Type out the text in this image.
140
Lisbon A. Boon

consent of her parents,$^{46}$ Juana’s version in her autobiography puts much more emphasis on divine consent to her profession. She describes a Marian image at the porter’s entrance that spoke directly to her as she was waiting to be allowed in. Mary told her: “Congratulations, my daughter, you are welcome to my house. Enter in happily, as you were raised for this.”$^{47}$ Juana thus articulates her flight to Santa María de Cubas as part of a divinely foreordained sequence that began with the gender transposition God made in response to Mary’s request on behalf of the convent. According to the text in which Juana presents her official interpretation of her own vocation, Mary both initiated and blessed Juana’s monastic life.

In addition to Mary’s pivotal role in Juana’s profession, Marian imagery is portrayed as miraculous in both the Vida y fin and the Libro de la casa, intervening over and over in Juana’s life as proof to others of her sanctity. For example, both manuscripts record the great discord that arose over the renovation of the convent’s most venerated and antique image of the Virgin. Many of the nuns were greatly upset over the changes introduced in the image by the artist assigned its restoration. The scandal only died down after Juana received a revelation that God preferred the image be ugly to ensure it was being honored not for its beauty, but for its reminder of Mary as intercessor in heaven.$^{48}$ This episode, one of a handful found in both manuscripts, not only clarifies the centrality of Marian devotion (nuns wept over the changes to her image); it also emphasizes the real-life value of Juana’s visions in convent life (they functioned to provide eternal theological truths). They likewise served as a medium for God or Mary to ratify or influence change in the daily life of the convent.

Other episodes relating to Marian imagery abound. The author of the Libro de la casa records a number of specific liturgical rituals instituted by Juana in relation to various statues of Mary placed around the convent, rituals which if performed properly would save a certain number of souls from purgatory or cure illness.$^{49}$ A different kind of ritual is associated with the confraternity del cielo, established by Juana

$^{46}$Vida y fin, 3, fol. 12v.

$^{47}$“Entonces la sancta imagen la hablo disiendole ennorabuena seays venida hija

## What is required
Return the whole listing exactly.

## Worked solution
Type out the text in this image.
140
Lisbon A. Boon

consent of her parents,$^{46}$ Juana’s version in her autobiography puts much more emphasis on divine consent to her profession. She describes a Marian image at the porter’s entrance that spoke directly to her as she was waiting to be allowed in. Mary told her: “Congratulations, my daughter, you are welcome to my house. Enter in happily, as you were raised for this.”$^{47}$ Juana thus articulates her flight to Santa María de Cubas as part of a divinely foreordained sequence that began with the gender transposition God made in response to Mary’s request on behalf of the convent. According to the text in which Juana presents her official interpretation of her own vocation, Mary both initiated and blessed Juana’s monastic life.

In addition to Mary’s pivotal role in Juana’s profession, Marian imagery is portrayed as miraculous in both the Vida y fin and the Libro de la casa, intervening over and over in Juana’s life as proof to others of her sanctity. For example, both manuscripts record the great discord that arose over the renovation of the convent’s most venerated and antique image of the Virgin. Many of the nuns were greatly upset over the changes introduced in the image by the artist assigned its restoration. The scandal only died down after Juana received a revelation that God preferred the image be ugly to ensure it was being honored not for its beauty, but for its reminder of Mary as intercessor in heaven.$^{48}$ This episode, one of a handful found in both manuscripts, not only clarifies the centrality of Marian devotion (nuns wept over the changes to her image); it also emphasizes the real-life value of Juana’s visions in convent life (they functioned to provide eternal theological truths). They likewise served as a medium for God or Mary to ratify or influence change in the daily life of the convent.

Other episodes relating to Marian imagery abound. The author of the Libro de la casa records a number of specific liturgical rituals instituted by Juana in relation to various statues of Mary placed around the convent, rituals which if performed properly would save a certain number of souls from purgatory or cure illness.$^{49}$ A different kind of ritual is associated with the confraternity del cielo, established by Juana

$^{46}$Vida y fin, 3, fol. 12v.

$^{47}$“Entonces la sancta imagen la hablo disiendole ennorabuena seays venida hija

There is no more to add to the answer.